- [Exercise instructions] It is required that all of the data be written out exactly.

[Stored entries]
--------------------------------------------------

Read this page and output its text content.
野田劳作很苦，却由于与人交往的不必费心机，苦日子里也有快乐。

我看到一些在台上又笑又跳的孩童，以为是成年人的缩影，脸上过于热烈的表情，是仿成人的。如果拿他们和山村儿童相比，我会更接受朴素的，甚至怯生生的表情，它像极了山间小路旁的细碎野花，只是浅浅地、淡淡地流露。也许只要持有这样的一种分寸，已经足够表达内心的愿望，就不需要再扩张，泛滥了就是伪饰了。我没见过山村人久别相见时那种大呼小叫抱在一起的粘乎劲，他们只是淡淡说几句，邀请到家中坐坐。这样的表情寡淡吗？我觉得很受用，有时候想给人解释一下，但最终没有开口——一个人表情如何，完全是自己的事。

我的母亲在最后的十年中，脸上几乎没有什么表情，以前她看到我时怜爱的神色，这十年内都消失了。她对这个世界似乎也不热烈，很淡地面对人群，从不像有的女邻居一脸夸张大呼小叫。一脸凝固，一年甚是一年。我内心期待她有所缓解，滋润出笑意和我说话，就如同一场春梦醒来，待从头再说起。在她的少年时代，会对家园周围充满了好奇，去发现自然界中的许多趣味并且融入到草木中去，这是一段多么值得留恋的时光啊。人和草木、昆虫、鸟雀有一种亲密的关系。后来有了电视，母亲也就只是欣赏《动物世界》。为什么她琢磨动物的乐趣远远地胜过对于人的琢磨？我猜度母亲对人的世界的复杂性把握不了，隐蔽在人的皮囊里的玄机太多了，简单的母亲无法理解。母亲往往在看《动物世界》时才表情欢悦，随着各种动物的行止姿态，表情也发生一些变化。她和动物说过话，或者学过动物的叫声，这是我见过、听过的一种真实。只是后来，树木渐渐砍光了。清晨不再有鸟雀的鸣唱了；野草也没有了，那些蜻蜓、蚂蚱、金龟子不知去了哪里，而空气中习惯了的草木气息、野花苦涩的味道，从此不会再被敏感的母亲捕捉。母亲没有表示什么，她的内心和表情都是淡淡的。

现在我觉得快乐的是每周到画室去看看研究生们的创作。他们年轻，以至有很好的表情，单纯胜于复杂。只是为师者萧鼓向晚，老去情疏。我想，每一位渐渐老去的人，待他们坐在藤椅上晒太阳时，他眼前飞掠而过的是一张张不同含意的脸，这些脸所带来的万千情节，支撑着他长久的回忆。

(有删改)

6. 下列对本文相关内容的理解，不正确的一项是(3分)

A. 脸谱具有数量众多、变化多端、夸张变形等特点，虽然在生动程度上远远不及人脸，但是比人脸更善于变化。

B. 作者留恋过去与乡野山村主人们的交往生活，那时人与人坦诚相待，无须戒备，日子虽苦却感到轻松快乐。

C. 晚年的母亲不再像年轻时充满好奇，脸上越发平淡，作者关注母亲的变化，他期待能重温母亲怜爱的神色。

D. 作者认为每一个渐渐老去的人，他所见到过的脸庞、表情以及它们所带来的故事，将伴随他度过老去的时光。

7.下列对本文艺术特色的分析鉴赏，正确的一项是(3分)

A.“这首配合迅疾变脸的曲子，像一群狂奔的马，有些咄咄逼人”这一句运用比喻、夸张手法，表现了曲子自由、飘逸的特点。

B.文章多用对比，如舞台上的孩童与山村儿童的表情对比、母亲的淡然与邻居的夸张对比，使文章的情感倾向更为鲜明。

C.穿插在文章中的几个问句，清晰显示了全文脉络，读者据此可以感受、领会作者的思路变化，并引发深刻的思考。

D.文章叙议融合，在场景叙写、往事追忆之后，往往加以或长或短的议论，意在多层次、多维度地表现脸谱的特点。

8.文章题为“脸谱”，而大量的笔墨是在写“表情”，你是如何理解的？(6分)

--------------------------------------------------

- [Task response]
Read this page and output its text content.
野田劳作很苦，却由于与人交往的不必费心机，苦日子里也有快乐。

我看到一些在台上又笑又跳的孩童，以为是成年人的缩影，脸上过于热烈的表情，是仿成人的。如果拿他们和山村儿童相比，我会更接受朴素的，甚至怯生生的表情，它像极了山间小路旁的细碎野花，只是浅浅地、淡淡地流露。也许只要持有这样的一种分寸，已经足够表达内心的愿望，就不需要再扩张，泛滥了就是伪饰了。我没见过山村人久别相见时那种大呼小叫抱在一起的粘乎劲，他们只是淡淡说几句，邀请到家中坐坐。这样的表情寡淡吗？我觉得很受用，有时候想给人解释一下，但最终没有开口——一个人表情如何，完全是自己的事。

我的母亲在最后的十年中，脸上几乎没有什么表情，以前她看到我时怜爱的神色，这十年内都消失了。她对这个世界似乎也不热烈，很淡地面对人群，从不像有的女邻居一脸夸张大呼小叫。一脸凝固，一年甚是一年。我内心期待她有所缓解，滋润出笑意和我说话，就如同一场春梦醒来，待从头再说起。在她的少年时代，会对家园周围充满了好奇，去发现自然界中的许多趣味并且融入到草木中去，这是一段多么值得留恋的时光啊。人和草木、昆虫、鸟雀有一种亲密的关系。后来有了电视，母亲也就只是欣赏《动物世界》。为什么她琢磨动物的乐趣远远地胜过对于人的琢磨？我猜度母亲对人的世界的复杂性把握不了，隐蔽在人的皮囊里的玄机太多了，简单的母亲无法理解。母亲往往在看《动物世界》时才表情欢悦，随着各种动物的行止姿态，表情也发生一些变化。她和动物说过话，或者学过动物的叫声，这是我见过、听过的一种真实。只是后来，树木渐渐砍光了。清晨不再有鸟雀的鸣唱了；野草也没有了，那些蜻蜓、蚂蚱、金龟子不知去了哪里，而空气中习惯了的草木气息、野花苦涩的味道，从此不会再被敏感的母亲捕捉。母亲没有表示什么，她的内心和表情都是淡淡的。

现在我觉得快乐的是每周到画室去看看研究生们的创作。他们年轻，以至有很好的表情，单纯胜于复杂。只是为师者萧鼓向晚，老去情疏。我想，每一位渐渐老去的人，待他们坐在藤椅上晒太阳时，他眼前飞掠而过的是一张张不同含意的脸，这些脸所带来的万千情节，支撑着他长久的回忆。

(有删改)

6. 下列对本文相关内容的理解，不正确的一项是(3分)

A. 脸谱具有数量众多、变化多端、夸张变形等特点，虽然在生动程度上远远不及人脸，但是比人脸更善于变化。

B. 作者留恋过去与乡野山村主人们的交往生活，那时人与人坦诚相待，无须戒备，日子虽苦却感到轻松快乐。

C. 晚年的母亲不再像年轻时充满好奇，脸上越发平淡，作者关注母亲的变化，他期待能重温母亲怜爱的神色。

D. 作者认为每一个渐渐老去的人，他所见到过的脸庞、表情以及它们所带来的故事，将伴随他度过老去的时光。

7.下列对本文艺术特色的分析鉴赏，正确的一项是(3分)

A.“这首配合迅疾变脸的曲子，像一群狂奔的马，有些咄咄逼人”这一句运用比喻、夸张手法，表现了曲子自由、飘逸的特点。

B.文章多用对比，如舞台上的孩童与山村儿童的表情对比、母亲的淡然与邻居的夸张对比，使文章的情感倾向更为鲜明。

C.穿插在文章中的几个问句，清晰显示了全文脉络，读者据此可以感受、领会作者的思路变化，并引发深刻的思考。

D.文章叙议融合，在场景叙写、往事追忆之后，往往加以或长或短的议论，意在多层次、多维度地表现脸谱的特点。

8.文章题为“脸谱”，而大量的笔墨是在写“表情”，你是如何理解的？(6分)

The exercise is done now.